Repeat the listing below in full, exactly as it stands.

-- Start of RAW RECORDS --

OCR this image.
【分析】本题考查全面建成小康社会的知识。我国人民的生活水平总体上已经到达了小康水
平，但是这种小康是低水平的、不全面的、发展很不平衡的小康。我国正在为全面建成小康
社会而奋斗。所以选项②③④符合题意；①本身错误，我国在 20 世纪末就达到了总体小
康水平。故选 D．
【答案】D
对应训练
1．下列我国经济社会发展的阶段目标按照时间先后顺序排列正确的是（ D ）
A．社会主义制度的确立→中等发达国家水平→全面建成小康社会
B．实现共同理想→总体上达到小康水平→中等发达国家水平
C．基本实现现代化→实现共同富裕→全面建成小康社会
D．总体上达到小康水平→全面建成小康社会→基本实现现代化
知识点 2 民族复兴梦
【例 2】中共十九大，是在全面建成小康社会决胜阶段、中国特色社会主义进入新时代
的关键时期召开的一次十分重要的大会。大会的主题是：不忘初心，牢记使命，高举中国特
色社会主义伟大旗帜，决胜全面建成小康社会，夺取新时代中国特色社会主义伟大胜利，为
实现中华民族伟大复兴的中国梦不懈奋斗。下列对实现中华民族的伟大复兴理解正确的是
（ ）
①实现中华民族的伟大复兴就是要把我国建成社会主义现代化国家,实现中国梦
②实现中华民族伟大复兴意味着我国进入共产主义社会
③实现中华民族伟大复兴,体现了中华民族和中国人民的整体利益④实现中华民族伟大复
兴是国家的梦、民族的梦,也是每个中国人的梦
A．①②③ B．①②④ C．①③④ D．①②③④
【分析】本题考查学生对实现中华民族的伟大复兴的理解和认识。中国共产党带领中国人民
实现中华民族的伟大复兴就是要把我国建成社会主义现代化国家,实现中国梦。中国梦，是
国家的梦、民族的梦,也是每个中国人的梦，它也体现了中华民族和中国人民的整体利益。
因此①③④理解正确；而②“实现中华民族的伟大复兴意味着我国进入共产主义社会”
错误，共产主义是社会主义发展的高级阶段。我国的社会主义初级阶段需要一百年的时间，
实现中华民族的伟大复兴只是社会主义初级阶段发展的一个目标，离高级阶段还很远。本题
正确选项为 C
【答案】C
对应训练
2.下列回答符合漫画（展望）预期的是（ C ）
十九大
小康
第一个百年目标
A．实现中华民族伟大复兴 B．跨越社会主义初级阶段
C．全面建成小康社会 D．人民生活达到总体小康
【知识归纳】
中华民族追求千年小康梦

-- End of RAW RECORDS --

**WRITTEN REPLY**
OCR this image.
【分析】本题考查全面建成小康社会的知识。我国人民的生活水平总体上已经到达了小康水
平，但是这种小康是低水平的、不全面的、发展很不平衡的小康。我国正在为全面建成小康
社会而奋斗。所以选项②③④符合题意；①本身错误，我国在 20 世纪末就达到了总体小
康水平。故选 D．
【答案】D
对应训练
1．下列我国经济社会发展的阶段目标按照时间先后顺序排列正确的是（ D ）
A．社会主义制度的确立→中等发达国家水平→全面建成小康社会
B．实现共同理想→总体上达到小康水平→中等发达国家水平
C．基本实现现代化→实现共同富裕→全面建成小康社会
D．总体上达到小康水平→全面建成小康社会→基本实现现代化
知识点 2 民族复兴梦
【例 2】中共十九大，是在全面建成小康社会决胜阶段、中国特色社会主义进入新时代
的关键时期召开的一次十分重要的大会。大会的主题是：不忘初心，牢记使命，高举中国特
色社会主义伟大旗帜，决胜全面建成小康社会，夺取新时代中国特色社会主义伟大胜利，为
实现中华民族伟大复兴的中国梦不懈奋斗。下列对实现中华民族的伟大复兴理解正确的是
（ ）
①实现中华民族的伟大复兴就是要把我国建成社会主义现代化国家,实现中国梦
②实现中华民族伟大复兴意味着我国进入共产主义社会
③实现中华民族伟大复兴,体现了中华民族和中国人民的整体利益④实现中华民族伟大复
兴是国家的梦、民族的梦,也是每个中国人的梦
A．①②③ B．①②④ C．①③④ D．①②③④
【分析】本题考查学生对实现中华民族的伟大复兴的理解和认识。中国共产党带领中国人民
实现中华民族的伟大复兴就是要把我国建成社会主义现代化国家,实现中国梦。中国梦，是
国家的梦、民族的梦,也是每个中国人的梦，它也体现了中华民族和中国人民的整体利益。
因此①③④理解正确；而②“实现中华民族的伟大复兴意味着我国进入共产主义社会”
错误，共产主义是社会主义发展的高级阶段。我国的社会主义初级阶段需要一百年的时间，
实现中华民族的伟大复兴只是社会主义初级阶段发展的一个目标，离高级阶段还很远。本题
正确选项为 C
【答案】C
对应训练
2.下列回答符合漫画（展望）预期的是（ C ）
十九大
小康
第一个百年目标
A．实现中华民族伟大复兴 B．跨越社会主义初级阶段
C．全面建成小康社会 D．人民生活达到总体小康
【知识归纳】
中华民族追求千年小康梦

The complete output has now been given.